[Data records]
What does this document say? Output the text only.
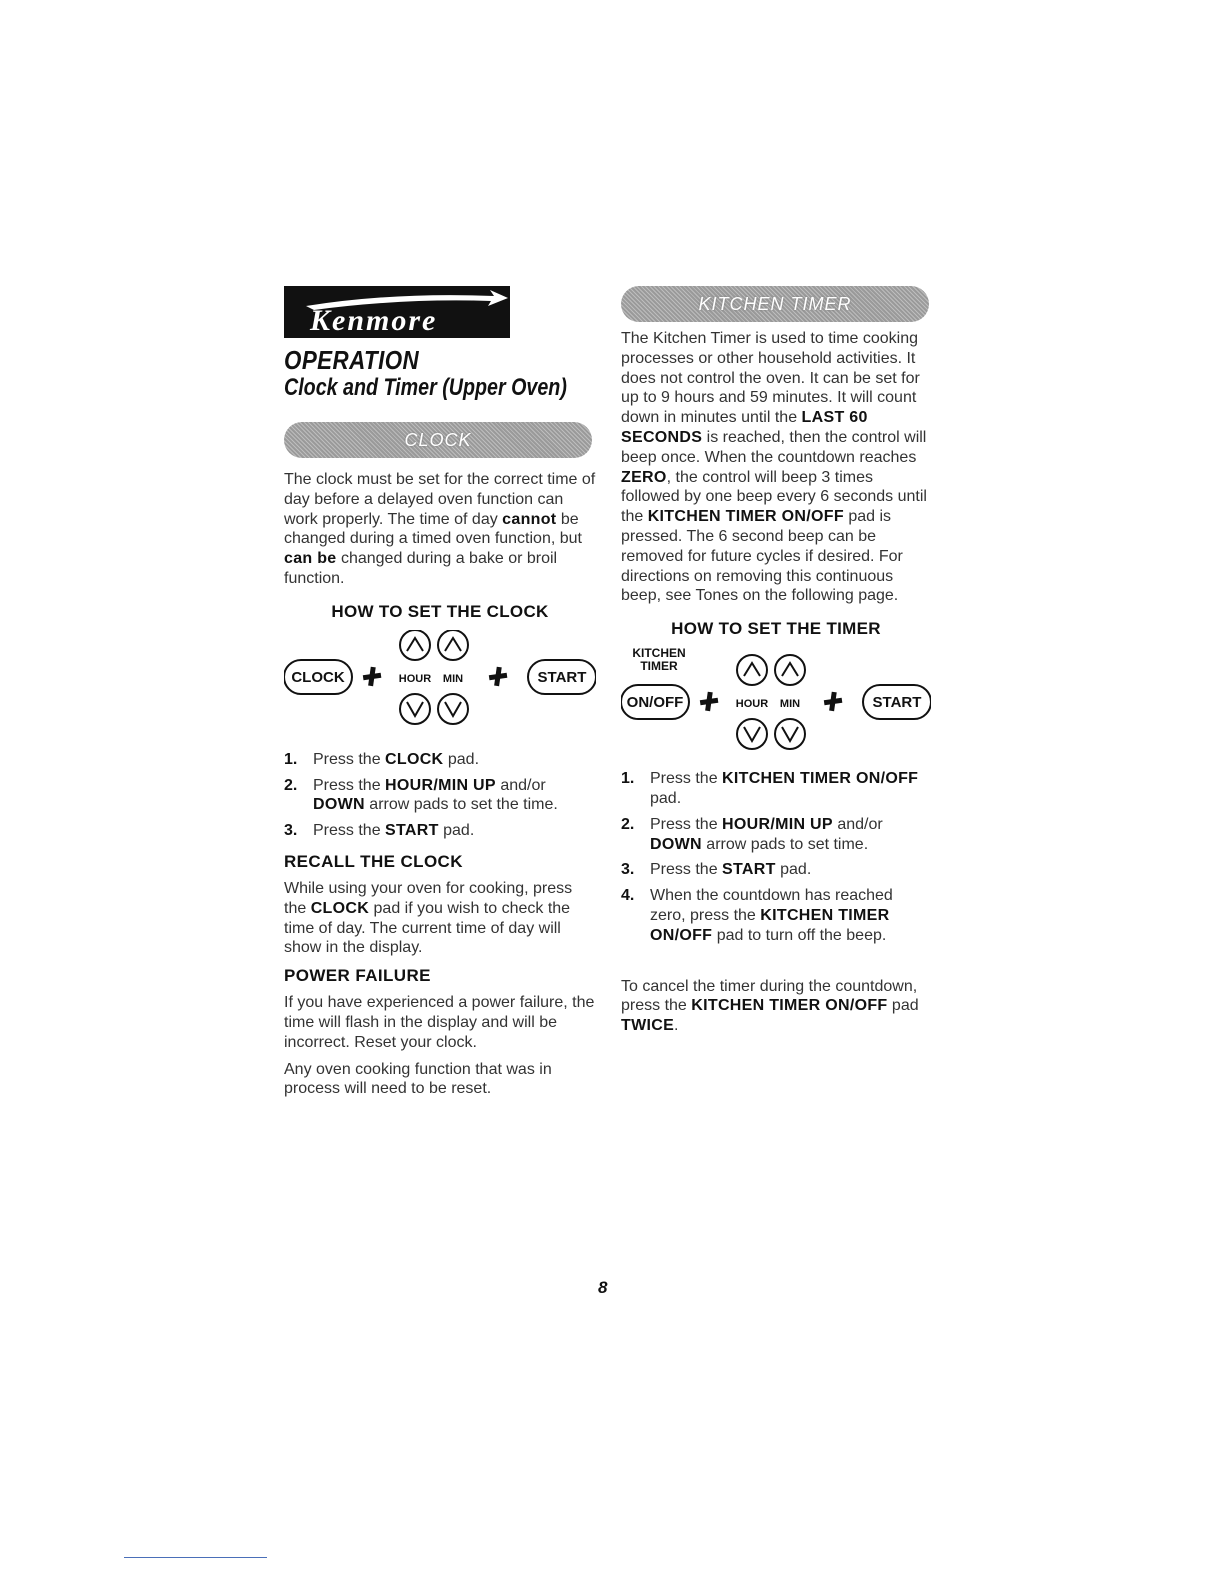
Kenmore

OPERATION

Clock and Timer (Upper Oven)

CLOCK

The clock must be set for the correct time of day before a delayed oven function can work properly. The time of day cannot be changed during a timed oven function, but can be changed during a bake or broil function.

HOW TO SET THE CLOCK

CLOCK	START
HOUR MIN
1. Press the CLOCK pad.
2. Press the HOUR/MIN UP and/or DOWN arrow pads to set the time.
3. Press the START pad.

RECALL THE CLOCK

While using your oven for cooking, press the CLOCK pad if you wish to check the time of day. The current time of day will show in the display.

POWER FAILURE

If you have experienced a power failure, the time will flash in the display and will be incorrect. Reset your clock.

Any oven cooking function that was in process will need to be reset.

KITCHEN TIMER

The Kitchen Timer is used to time cooking processes or other household activities. It does not control the oven. It can be set for up to 9 hours and 59 minutes. It will count down in minutes until the LAST 60 SECONDS is reached, then the control will beep once. When the countdown reaches ZERO, the control will beep 3 times followed by one beep every 6 seconds until the KITCHEN TIMER ON/OFF pad is pressed. The 6 second beep can be removed for future cycles if desired. For directions on removing this continuous beep, see Tones on the following page.

HOW TO SET THE TIMER

KITCHEN
TIMER
ON/OFF	START
HOUR MIN
1. Press the KITCHEN TIMER ON/OFF pad.
2. Press the HOUR/MIN UP and/or DOWN arrow pads to set time.
3. Press the START pad.
4. When the countdown has reached zero, press the KITCHEN TIMER ON/OFF pad to turn off the beep.

To cancel the timer during the countdown, press the KITCHEN TIMER ON/OFF pad TWICE.

8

The request:
What is the number of lines in this material that hold the string "cooking"? Answer with that number only.

Exercise result:
3